#### Problem
Report each line of the data that has "text" somewhere in it.

[Data entries for graphics]
== == ==

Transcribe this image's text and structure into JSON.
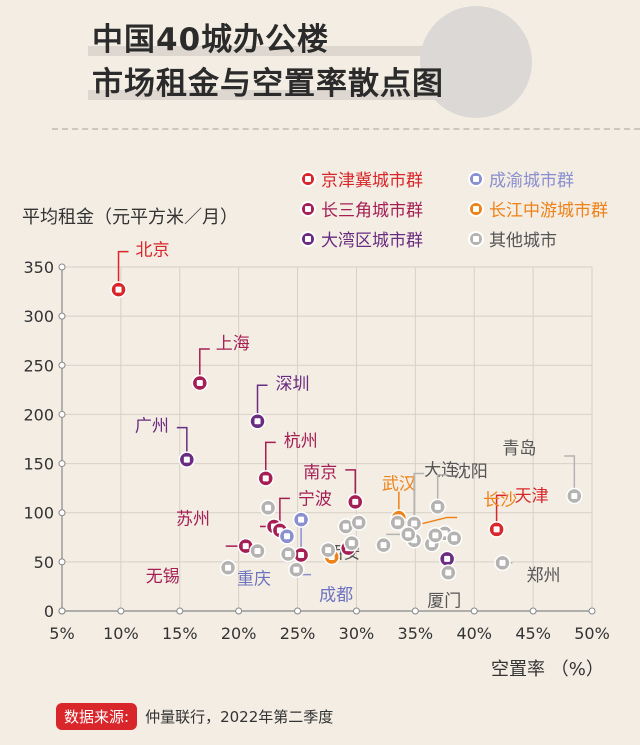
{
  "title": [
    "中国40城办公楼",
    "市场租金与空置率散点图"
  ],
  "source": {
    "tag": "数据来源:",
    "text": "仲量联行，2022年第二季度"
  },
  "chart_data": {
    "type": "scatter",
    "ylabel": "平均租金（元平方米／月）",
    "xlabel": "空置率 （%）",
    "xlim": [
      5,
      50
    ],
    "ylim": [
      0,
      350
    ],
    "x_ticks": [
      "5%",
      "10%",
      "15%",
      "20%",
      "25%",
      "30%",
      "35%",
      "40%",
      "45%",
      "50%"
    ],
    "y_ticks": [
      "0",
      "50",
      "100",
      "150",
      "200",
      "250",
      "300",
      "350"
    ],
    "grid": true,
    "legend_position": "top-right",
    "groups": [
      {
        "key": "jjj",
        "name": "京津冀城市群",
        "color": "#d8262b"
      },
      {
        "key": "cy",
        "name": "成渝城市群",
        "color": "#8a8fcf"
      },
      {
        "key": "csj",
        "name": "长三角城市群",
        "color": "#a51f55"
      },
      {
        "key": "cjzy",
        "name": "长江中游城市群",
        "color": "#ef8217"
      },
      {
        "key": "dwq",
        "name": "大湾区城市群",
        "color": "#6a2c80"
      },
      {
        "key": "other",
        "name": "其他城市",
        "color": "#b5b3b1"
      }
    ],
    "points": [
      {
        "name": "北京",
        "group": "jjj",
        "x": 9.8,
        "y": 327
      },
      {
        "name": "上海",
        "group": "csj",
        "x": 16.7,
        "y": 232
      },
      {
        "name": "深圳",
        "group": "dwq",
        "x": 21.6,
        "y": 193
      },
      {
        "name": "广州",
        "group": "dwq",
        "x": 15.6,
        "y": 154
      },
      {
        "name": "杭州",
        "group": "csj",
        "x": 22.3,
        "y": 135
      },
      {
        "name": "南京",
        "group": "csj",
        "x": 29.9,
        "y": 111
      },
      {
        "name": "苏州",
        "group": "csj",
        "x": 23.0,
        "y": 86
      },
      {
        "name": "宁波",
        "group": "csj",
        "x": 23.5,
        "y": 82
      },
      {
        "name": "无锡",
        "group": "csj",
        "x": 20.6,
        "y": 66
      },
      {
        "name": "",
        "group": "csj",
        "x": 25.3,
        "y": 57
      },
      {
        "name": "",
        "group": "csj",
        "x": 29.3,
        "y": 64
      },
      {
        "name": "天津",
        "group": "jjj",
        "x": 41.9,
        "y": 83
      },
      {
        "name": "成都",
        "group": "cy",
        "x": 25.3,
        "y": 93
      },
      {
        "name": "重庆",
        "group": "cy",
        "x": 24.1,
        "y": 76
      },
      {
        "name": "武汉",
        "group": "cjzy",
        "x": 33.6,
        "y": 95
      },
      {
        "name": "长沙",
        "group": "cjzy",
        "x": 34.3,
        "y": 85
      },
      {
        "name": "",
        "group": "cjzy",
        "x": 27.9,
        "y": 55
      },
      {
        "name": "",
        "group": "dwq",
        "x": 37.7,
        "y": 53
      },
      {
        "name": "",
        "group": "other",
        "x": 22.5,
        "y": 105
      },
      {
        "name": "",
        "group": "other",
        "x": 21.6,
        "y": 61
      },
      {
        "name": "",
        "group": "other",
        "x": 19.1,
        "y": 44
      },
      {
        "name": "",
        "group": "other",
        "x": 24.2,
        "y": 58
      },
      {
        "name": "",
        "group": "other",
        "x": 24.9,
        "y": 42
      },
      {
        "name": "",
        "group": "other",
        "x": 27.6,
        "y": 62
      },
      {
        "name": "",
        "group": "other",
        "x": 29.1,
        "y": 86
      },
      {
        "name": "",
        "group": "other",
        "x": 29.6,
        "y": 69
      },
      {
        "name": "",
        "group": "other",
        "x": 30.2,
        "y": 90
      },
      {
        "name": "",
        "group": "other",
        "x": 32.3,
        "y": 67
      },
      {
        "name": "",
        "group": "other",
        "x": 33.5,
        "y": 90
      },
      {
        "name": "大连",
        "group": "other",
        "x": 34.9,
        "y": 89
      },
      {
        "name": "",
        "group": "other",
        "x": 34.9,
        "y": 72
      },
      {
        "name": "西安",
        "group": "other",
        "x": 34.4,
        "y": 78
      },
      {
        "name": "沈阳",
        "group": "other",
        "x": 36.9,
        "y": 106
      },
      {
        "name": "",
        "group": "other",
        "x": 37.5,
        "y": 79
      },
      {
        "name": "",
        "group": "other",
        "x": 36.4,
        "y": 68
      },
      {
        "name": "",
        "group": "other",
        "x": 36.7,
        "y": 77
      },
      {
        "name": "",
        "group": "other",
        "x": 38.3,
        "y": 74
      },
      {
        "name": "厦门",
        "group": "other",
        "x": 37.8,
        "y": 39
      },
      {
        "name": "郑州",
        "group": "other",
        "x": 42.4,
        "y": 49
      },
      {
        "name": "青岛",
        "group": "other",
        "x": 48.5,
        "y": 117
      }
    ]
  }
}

== == ==

#### Result for this task
Transcribe this image's text and structure into JSON.
    "text": "仲量联行，2022年第二季度"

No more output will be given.